■ **Cosa fare**:
• a. Riscrivi il brano sulla scelta di non fare figli partendo da "Scegliere di non" e proseguendo fino a "il rifiuto dell’emarginazione.", mettendo "genitrice" al posto di "riproduttrice".
• b. Rispondi a queste domande sul brano che parla della scelta di non fare figli:
(i) Quale devianza si perdona meno alla donna?
(ii) Quanto tempo fa l'amica citata ha avuto una figlia?
(iii) Quale aggettivo viene usato per descrivere il mondo?

■ **Brano mostrato**:
Scegliere di non fare figli è, socialmente, un atto ‘ sbagliato ‘, è la devianza che meno si perdona alla donna, anche negli ambienti progressisti, avanzati, radical-illuministi: c’è sempre un rimprovero, anche se non espresso apertamente, nei confronti della donna che ha detto ‘ no ‘ al suo ruolo di riproduttrice. E il timore di essere diverse, di essere bollate come deviatiti è vivo in tutte noi, per liberate che pensiamo di essere: è la paura dell’esilio, il rifiuto dell’emarginazione.
Tuttavia il consenso sociale da una parte, la paura dell’esilio dall’altra non sono motivi sufficienti a determinare la scelta della maternità. E qui si entra nel groviglio oscuro dei motivi profondi per cui continuiamo a far figli anche sapendo che il mondo è sovraffollato, che questa società è di merda e che, come donne, (e in quanto femministe, donne che cercano di rifiutare il ruolo femminile, di cui l’essere madri è parte essenziale) ci troveremo a vivere contraddizioni dolorose.
Una mia amica, che ha avuto una figlia tre mesi fa, mi ha dato una risposta depurata da qualunque alibi o ideologismo: «Un figlio lo fai perché ne hai voglia, perché l’idea ti fa tenerezza».

[Voci salvate del dataset]
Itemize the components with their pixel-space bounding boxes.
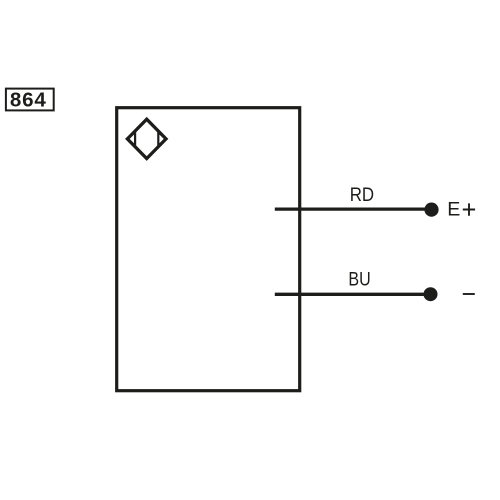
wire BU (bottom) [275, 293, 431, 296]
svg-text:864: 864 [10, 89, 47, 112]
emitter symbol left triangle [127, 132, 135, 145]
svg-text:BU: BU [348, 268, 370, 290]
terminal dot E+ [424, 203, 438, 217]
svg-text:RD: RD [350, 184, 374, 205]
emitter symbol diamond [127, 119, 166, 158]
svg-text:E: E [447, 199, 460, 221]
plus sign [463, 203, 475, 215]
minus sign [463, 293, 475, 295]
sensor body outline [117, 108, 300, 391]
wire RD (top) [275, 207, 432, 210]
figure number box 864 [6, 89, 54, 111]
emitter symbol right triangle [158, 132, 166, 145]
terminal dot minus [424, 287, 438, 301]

■ **Risposte**:
• a.
Scegliere di non fare figli è, socialmente, un atto ‘ sbagliato ‘, è la devianza che meno si perdona alla donna, anche negli ambienti progressisti, avanzati, radical-illuministi: c’è sempre un rimprovero, anche se non espresso apertamente, nei confronti della donna che ha detto ‘ no ‘ al suo ruolo di genitrice. E il timore di essere diverse, di essere bollate come deviatiti è vivo in tutte noi, per liberate che pensiamo di essere: è la paura dell’esilio, il rifiuto dell’emarginazione.

• b.
(i) Scegliere di non fare figli.
(ii) Tre mesi fa.
(iii) Sovraffollato.